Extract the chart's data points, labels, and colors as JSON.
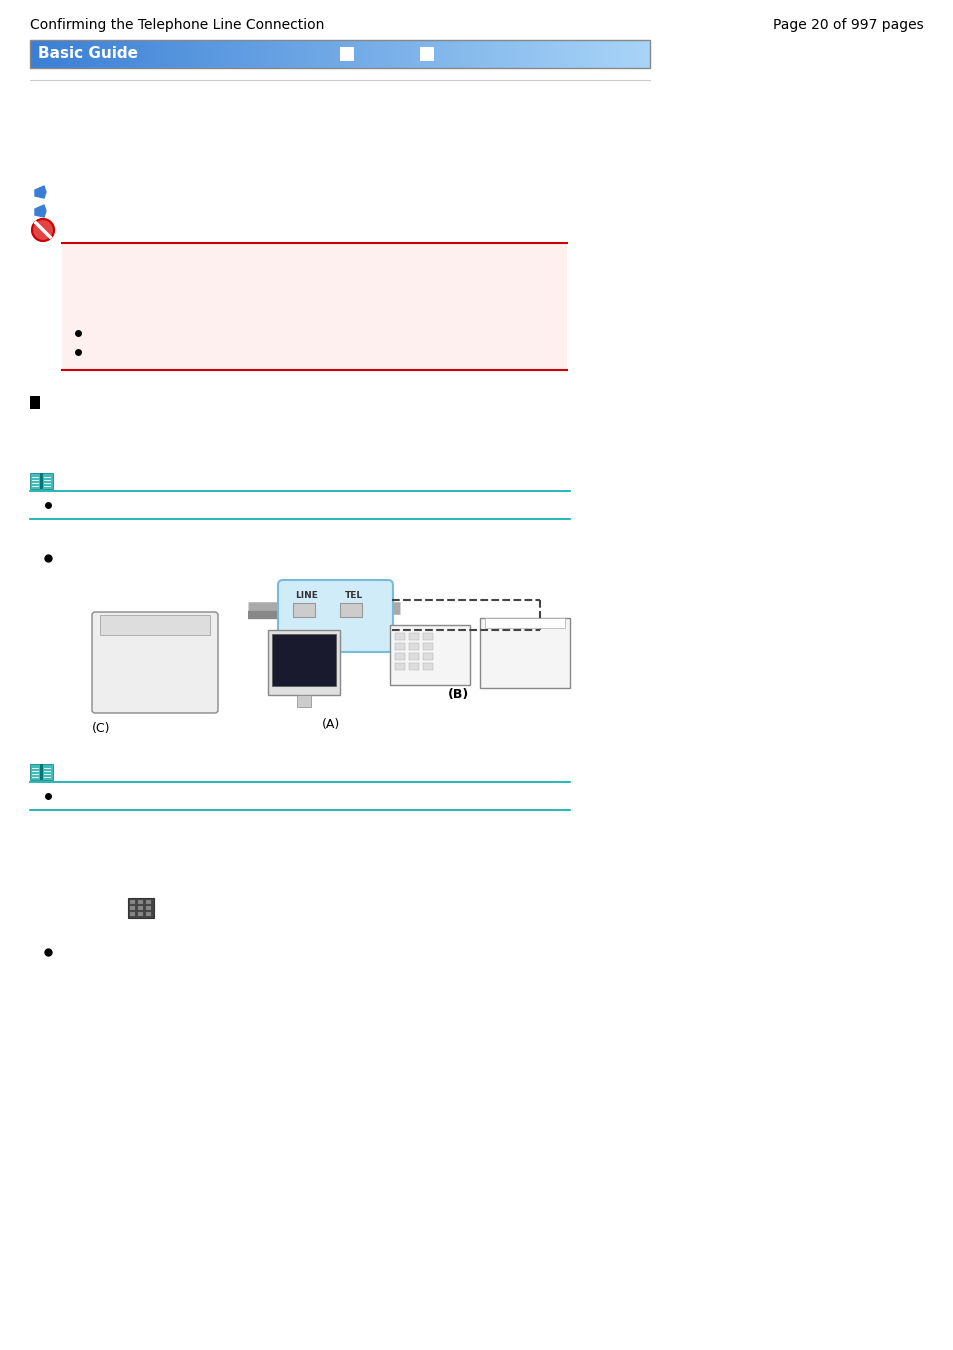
{
  "page_title_left": "Confirming the Telephone Line Connection",
  "page_title_right": "Page 20 of 997 pages",
  "header_bar_text": "Basic Guide",
  "header_bar_color_left": "#3a7fd5",
  "header_bar_color_right": "#a8d4f7",
  "header_bar_border": "#888888",
  "divider_color_top": "#cccccc",
  "warning_box_bg": "#fff0f0",
  "warning_box_border": "#cc0000",
  "note_line_color": "#00aaaa",
  "bg_color": "#ffffff"
}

◆ YOUR OBJECTIVE
Every line above should be returned word for word, with the pictures left behind.

◆ TASK RESULT
Extract the chart's data points, labels, and colors as JSON.
{
  "page_title_left": "Confirming the Telephone Line Connection",
  "page_title_right": "Page 20 of 997 pages",
  "header_bar_text": "Basic Guide",
  "header_bar_color_left": "#3a7fd5",
  "header_bar_color_right": "#a8d4f7",
  "header_bar_border": "#888888",
  "divider_color_top": "#cccccc",
  "warning_box_bg": "#fff0f0",
  "warning_box_border": "#cc0000",
  "note_line_color": "#00aaaa",
  "bg_color": "#ffffff"
}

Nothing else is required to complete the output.